> _What the task asks_
Quote the records that follow in full, leaving the pictures out.

> _Given information_
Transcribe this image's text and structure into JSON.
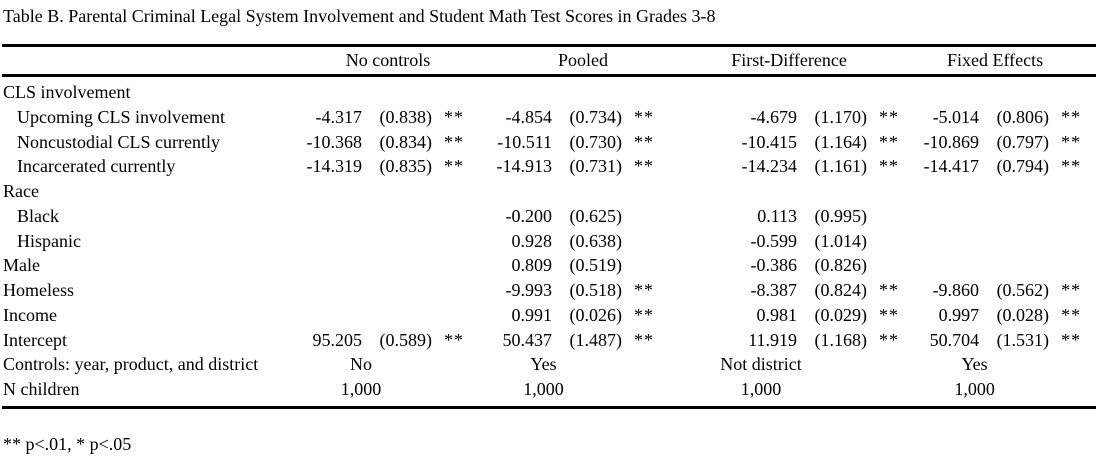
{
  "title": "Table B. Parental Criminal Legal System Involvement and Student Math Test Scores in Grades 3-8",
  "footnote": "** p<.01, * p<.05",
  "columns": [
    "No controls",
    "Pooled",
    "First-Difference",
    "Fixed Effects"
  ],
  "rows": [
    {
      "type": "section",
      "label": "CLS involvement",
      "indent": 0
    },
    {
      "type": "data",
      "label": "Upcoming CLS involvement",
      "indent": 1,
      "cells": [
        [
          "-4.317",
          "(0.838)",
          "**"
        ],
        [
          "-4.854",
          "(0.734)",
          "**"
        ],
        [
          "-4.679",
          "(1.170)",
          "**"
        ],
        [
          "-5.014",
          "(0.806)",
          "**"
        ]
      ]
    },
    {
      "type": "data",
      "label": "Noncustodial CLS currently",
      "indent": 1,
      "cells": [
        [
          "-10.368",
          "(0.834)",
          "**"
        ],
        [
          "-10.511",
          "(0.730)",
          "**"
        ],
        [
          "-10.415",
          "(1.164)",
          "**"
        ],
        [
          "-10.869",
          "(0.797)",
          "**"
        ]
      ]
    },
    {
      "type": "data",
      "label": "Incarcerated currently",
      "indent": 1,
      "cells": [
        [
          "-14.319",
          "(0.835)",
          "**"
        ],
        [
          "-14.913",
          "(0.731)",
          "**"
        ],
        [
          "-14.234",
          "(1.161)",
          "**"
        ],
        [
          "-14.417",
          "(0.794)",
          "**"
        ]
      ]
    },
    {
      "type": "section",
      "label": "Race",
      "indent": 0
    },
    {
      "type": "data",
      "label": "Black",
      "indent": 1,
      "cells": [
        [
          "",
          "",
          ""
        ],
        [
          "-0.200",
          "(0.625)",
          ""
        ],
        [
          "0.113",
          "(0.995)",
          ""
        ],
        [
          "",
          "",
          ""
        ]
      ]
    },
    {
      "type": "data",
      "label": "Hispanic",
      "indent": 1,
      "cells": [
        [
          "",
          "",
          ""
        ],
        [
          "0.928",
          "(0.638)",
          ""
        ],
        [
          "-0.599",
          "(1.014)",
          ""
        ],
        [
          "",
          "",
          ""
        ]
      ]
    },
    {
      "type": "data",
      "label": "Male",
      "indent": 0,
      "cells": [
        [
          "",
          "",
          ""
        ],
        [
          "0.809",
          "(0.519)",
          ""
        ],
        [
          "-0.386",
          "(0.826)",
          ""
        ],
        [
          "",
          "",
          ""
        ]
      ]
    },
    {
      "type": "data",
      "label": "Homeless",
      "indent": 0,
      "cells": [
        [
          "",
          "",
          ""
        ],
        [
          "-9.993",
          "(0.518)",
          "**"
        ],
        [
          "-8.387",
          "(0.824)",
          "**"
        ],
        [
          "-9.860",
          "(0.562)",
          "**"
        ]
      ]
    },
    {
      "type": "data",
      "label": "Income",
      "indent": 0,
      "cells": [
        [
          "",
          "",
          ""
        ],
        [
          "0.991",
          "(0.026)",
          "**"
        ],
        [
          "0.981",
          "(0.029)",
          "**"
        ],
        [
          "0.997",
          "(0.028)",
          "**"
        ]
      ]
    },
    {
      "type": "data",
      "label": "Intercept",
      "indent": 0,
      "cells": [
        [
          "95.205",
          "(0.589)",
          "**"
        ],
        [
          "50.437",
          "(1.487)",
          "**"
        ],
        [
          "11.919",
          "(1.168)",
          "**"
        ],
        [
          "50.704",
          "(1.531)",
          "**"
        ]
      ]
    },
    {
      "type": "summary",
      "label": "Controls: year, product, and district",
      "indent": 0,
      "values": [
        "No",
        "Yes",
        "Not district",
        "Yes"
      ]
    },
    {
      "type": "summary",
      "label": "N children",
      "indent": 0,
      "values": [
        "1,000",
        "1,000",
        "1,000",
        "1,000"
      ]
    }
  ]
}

> _Written reply_
Transcribe this image's text and structure into JSON.
{
  "title": "Table B. Parental Criminal Legal System Involvement and Student Math Test Scores in Grades 3-8",
  "footnote": "** p<.01, * p<.05",
  "columns": [
    "No controls",
    "Pooled",
    "First-Difference",
    "Fixed Effects"
  ],
  "rows": [
    {
      "type": "section",
      "label": "CLS involvement",
      "indent": 0
    },
    {
      "type": "data",
      "label": "Upcoming CLS involvement",
      "indent": 1,
      "cells": [
        [
          "-4.317",
          "(0.838)",
          "**"
        ],
        [
          "-4.854",
          "(0.734)",
          "**"
        ],
        [
          "-4.679",
          "(1.170)",
          "**"
        ],
        [
          "-5.014",
          "(0.806)",
          "**"
        ]
      ]
    },
    {
      "type": "data",
      "label": "Noncustodial CLS currently",
      "indent": 1,
      "cells": [
        [
          "-10.368",
          "(0.834)",
          "**"
        ],
        [
          "-10.511",
          "(0.730)",
          "**"
        ],
        [
          "-10.415",
          "(1.164)",
          "**"
        ],
        [
          "-10.869",
          "(0.797)",
          "**"
        ]
      ]
    },
    {
      "type": "data",
      "label": "Incarcerated currently",
      "indent": 1,
      "cells": [
        [
          "-14.319",
          "(0.835)",
          "**"
        ],
        [
          "-14.913",
          "(0.731)",
          "**"
        ],
        [
          "-14.234",
          "(1.161)",
          "**"
        ],
        [
          "-14.417",
          "(0.794)",
          "**"
        ]
      ]
    },
    {
      "type": "section",
      "label": "Race",
      "indent": 0
    },
    {
      "type": "data",
      "label": "Black",
      "indent": 1,
      "cells": [
        [
          "",
          "",
          ""
        ],
        [
          "-0.200",
          "(0.625)",
          ""
        ],
        [
          "0.113",
          "(0.995)",
          ""
        ],
        [
          "",
          "",
          ""
        ]
      ]
    },
    {
      "type": "data",
      "label": "Hispanic",
      "indent": 1,
      "cells": [
        [
          "",
          "",
          ""
        ],
        [
          "0.928",
          "(0.638)",
          ""
        ],
        [
          "-0.599",
          "(1.014)",
          ""
        ],
        [
          "",
          "",
          ""
        ]
      ]
    },
    {
      "type": "data",
      "label": "Male",
      "indent": 0,
      "cells": [
        [
          "",
          "",
          ""
        ],
        [
          "0.809",
          "(0.519)",
          ""
        ],
        [
          "-0.386",
          "(0.826)",
          ""
        ],
        [
          "",
          "",
          ""
        ]
      ]
    },
    {
      "type": "data",
      "label": "Homeless",
      "indent": 0,
      "cells": [
        [
          "",
          "",
          ""
        ],
        [
          "-9.993",
          "(0.518)",
          "**"
        ],
        [
          "-8.387",
          "(0.824)",
          "**"
        ],
        [
          "-9.860",
          "(0.562)",
          "**"
        ]
      ]
    },
    {
      "type": "data",
      "label": "Income",
      "indent": 0,
      "cells": [
        [
          "",
          "",
          ""
        ],
        [
          "0.991",
          "(0.026)",
          "**"
        ],
        [
          "0.981",
          "(0.029)",
          "**"
        ],
        [
          "0.997",
          "(0.028)",
          "**"
        ]
      ]
    },
    {
      "type": "data",
      "label": "Intercept",
      "indent": 0,
      "cells": [
        [
          "95.205",
          "(0.589)",
          "**"
        ],
        [
          "50.437",
          "(1.487)",
          "**"
        ],
        [
          "11.919",
          "(1.168)",
          "**"
        ],
        [
          "50.704",
          "(1.531)",
          "**"
        ]
      ]
    },
    {
      "type": "summary",
      "label": "Controls: year, product, and district",
      "indent": 0,
      "values": [
        "No",
        "Yes",
        "Not district",
        "Yes"
      ]
    },
    {
      "type": "summary",
      "label": "N children",
      "indent": 0,
      "values": [
        "1,000",
        "1,000",
        "1,000",
        "1,000"
      ]
    }
  ]
}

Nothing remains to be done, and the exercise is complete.